**AIM:**
Write the records out again, keeping each line exactly as it is.

**SUPPLIED ENTRIES:**
= = = = =
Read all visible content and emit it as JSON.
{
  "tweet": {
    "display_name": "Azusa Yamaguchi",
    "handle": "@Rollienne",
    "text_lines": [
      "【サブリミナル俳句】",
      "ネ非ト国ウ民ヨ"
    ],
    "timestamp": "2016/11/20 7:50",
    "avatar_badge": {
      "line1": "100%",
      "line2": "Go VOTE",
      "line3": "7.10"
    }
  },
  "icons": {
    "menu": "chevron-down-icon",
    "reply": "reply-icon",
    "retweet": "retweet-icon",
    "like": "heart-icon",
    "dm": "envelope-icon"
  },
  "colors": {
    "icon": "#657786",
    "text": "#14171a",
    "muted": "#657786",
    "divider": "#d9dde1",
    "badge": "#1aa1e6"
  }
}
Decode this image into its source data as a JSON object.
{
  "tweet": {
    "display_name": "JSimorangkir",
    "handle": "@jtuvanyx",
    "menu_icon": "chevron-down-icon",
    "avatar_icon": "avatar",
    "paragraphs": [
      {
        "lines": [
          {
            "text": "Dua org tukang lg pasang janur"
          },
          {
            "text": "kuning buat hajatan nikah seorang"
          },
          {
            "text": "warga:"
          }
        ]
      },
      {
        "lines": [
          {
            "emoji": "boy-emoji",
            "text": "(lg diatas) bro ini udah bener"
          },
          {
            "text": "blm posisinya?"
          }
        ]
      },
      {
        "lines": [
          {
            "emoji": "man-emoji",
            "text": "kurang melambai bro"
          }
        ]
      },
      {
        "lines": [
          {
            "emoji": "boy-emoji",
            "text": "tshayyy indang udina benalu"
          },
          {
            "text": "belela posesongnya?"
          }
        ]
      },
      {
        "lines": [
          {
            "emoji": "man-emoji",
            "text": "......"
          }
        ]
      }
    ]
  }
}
= = = = =
**SOLUTION:**
Read all visible content and emit it as JSON.
{
  "tweet": {
    "display_name": "Azusa Yamaguchi",
    "handle": "@Rollienne",
    "text_lines": [
      "【サブリミナル俳句】",
      "ネ非ト国ウ民ヨ"
    ],
    "timestamp": "2016/11/20 7:50",
    "avatar_badge": {
      "line1": "100%",
      "line2": "Go VOTE",
      "line3": "7.10"
    }
  },
  "icons": {
    "menu": "chevron-down-icon",
    "reply": "reply-icon",
    "retweet": "retweet-icon",
    "like": "heart-icon",
    "dm": "envelope-icon"
  },
  "colors": {
    "icon": "#657786",
    "text": "#14171a",
    "muted": "#657786",
    "divider": "#d9dde1",
    "badge": "#1aa1e6"
  }
}
Decode this image into its source data as a JSON object.
{
  "tweet": {
    "display_name": "JSimorangkir",
    "handle": "@jtuvanyx",
    "menu_icon": "chevron-down-icon",
    "avatar_icon": "avatar",
    "paragraphs": [
      {
        "lines": [
          {
            "text": "Dua org tukang lg pasang janur"
          },
          {
            "text": "kuning buat hajatan nikah seorang"
          },
          {
            "text": "warga:"
          }
        ]
      },
      {
        "lines": [
          {
            "emoji": "boy-emoji",
            "text": "(lg diatas) bro ini udah bener"
          },
          {
            "text": "blm posisinya?"
          }
        ]
      },
      {
        "lines": [
          {
            "emoji": "man-emoji",
            "text": "kurang melambai bro"
          }
        ]
      },
      {
        "lines": [
          {
            "emoji": "boy-emoji",
            "text": "tshayyy indang udina benalu"
          },
          {
            "text": "belela posesongnya?"
          }
        ]
      },
      {
        "lines": [
          {
            "emoji": "man-emoji",
            "text": "......"
          }
        ]
      }
    ]
  }
}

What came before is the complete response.